Set task:
Reproduce without changes the lines from the start of the records through the line containing "ground fork near C16 (783, 216, 832, 253)", both ends included.

Exercise inputs:
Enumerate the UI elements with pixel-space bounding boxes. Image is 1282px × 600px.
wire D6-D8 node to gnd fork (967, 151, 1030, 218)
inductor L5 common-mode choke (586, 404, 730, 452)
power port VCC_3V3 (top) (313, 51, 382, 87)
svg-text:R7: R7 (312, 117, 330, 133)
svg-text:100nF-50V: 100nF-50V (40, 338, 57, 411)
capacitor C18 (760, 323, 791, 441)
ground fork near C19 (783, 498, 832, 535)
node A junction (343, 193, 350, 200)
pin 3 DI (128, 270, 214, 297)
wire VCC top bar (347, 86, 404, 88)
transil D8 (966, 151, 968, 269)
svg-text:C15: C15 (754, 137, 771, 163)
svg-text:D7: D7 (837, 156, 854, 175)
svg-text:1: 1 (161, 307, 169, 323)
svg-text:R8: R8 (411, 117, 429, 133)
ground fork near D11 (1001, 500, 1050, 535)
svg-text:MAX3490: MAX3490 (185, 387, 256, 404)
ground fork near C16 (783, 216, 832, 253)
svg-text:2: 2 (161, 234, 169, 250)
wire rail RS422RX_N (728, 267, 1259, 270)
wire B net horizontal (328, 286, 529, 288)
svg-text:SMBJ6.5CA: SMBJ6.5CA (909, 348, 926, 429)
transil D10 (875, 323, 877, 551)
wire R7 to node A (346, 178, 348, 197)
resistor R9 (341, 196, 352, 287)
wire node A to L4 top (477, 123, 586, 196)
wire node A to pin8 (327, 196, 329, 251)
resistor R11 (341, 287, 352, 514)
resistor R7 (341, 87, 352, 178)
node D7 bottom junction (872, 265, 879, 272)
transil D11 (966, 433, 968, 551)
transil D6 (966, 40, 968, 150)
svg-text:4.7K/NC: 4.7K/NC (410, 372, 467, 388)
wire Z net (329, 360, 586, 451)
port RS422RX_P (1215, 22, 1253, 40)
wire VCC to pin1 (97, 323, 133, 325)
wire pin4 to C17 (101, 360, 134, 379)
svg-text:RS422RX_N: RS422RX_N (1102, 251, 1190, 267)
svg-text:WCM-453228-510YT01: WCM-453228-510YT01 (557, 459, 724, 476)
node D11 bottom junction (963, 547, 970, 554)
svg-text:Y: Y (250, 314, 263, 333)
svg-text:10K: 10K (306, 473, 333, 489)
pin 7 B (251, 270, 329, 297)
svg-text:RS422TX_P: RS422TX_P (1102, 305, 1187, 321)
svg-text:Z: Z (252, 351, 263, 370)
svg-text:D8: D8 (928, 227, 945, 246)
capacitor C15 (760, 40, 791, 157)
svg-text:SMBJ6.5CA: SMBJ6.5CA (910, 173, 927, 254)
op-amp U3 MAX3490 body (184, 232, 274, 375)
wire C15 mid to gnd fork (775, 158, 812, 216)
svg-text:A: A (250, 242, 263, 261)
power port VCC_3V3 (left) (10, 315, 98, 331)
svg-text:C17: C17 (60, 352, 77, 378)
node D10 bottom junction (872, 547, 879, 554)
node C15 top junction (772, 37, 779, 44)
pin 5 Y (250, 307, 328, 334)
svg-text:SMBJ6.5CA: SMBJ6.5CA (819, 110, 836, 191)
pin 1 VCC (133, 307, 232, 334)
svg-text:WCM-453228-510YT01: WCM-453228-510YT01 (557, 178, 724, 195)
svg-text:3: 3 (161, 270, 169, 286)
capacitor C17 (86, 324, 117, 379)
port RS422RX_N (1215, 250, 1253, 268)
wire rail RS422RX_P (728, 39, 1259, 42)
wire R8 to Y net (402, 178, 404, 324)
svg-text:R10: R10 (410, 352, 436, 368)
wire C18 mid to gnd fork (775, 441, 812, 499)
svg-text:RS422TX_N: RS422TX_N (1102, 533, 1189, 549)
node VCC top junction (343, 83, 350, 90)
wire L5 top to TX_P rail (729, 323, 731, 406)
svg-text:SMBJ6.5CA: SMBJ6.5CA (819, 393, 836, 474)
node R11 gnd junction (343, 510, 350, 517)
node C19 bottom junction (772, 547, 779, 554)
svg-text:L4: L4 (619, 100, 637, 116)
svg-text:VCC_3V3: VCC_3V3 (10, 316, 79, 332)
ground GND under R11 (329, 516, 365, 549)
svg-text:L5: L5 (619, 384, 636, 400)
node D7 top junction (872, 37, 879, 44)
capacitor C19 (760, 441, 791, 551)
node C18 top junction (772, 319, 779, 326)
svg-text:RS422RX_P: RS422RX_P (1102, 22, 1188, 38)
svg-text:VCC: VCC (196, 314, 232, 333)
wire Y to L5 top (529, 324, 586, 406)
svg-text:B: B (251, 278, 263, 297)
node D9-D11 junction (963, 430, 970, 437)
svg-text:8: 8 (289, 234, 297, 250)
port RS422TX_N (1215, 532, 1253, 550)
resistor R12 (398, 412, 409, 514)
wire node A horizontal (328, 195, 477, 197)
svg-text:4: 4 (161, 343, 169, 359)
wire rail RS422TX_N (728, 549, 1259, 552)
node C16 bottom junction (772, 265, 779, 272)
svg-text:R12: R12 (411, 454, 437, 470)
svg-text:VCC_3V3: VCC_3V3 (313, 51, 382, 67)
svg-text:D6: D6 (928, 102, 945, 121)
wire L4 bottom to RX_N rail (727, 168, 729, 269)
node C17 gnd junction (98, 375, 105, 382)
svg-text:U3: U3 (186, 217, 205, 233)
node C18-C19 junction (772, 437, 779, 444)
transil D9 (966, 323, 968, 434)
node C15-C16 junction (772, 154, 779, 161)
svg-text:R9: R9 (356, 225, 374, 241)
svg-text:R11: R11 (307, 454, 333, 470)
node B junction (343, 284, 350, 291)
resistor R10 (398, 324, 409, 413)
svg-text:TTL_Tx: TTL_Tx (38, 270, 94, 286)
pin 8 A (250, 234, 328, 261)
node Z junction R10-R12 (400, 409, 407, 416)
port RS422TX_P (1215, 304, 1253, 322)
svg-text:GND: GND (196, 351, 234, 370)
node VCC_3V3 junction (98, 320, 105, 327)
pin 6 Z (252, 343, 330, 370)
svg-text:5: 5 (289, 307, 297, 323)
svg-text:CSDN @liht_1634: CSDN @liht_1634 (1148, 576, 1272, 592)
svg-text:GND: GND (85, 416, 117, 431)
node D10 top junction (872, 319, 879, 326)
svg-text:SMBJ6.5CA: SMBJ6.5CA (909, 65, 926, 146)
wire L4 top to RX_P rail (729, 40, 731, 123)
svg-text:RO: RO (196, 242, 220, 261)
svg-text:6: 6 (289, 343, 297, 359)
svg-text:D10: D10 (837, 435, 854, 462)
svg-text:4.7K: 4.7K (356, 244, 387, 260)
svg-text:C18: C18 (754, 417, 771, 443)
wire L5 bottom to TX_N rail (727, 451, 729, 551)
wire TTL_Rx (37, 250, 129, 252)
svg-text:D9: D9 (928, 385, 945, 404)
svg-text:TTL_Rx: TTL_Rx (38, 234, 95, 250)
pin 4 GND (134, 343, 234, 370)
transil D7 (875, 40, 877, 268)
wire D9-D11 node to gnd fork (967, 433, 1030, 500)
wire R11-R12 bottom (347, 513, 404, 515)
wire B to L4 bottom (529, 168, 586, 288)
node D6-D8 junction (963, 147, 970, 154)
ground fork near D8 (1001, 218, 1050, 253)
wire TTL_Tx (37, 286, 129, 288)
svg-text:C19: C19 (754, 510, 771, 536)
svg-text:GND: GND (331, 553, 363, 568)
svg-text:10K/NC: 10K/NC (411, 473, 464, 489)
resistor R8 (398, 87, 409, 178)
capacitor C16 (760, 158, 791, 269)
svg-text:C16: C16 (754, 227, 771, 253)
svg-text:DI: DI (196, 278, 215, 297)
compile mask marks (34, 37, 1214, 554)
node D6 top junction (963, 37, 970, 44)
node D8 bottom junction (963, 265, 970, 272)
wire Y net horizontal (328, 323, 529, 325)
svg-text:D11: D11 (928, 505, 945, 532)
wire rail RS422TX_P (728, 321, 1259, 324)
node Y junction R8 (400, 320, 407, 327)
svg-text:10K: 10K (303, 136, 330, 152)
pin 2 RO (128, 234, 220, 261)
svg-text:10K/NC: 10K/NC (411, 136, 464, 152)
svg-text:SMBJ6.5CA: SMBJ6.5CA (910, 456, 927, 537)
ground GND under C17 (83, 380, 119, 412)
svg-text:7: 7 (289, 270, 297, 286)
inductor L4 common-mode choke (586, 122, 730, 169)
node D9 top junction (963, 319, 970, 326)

Output of the task:
Enumerate the UI elements with pixel-space bounding boxes. Image is 1282px × 600px.
wire D6-D8 node to gnd fork (967, 151, 1030, 218)
inductor L5 common-mode choke (586, 404, 730, 452)
power port VCC_3V3 (top) (313, 51, 382, 87)
svg-text:R7: R7 (312, 117, 330, 133)
svg-text:100nF-50V: 100nF-50V (40, 338, 57, 411)
capacitor C18 (760, 323, 791, 441)
ground fork near C19 (783, 498, 832, 535)
node A junction (343, 193, 350, 200)
pin 3 DI (128, 270, 214, 297)
wire VCC top bar (347, 86, 404, 88)
transil D8 (966, 151, 968, 269)
svg-text:C15: C15 (754, 137, 771, 163)
svg-text:D7: D7 (837, 156, 854, 175)
svg-text:1: 1 (161, 307, 169, 323)
svg-text:R8: R8 (411, 117, 429, 133)
ground fork near D11 (1001, 500, 1050, 535)
svg-text:MAX3490: MAX3490 (185, 387, 256, 404)
ground fork near C16 (783, 216, 832, 253)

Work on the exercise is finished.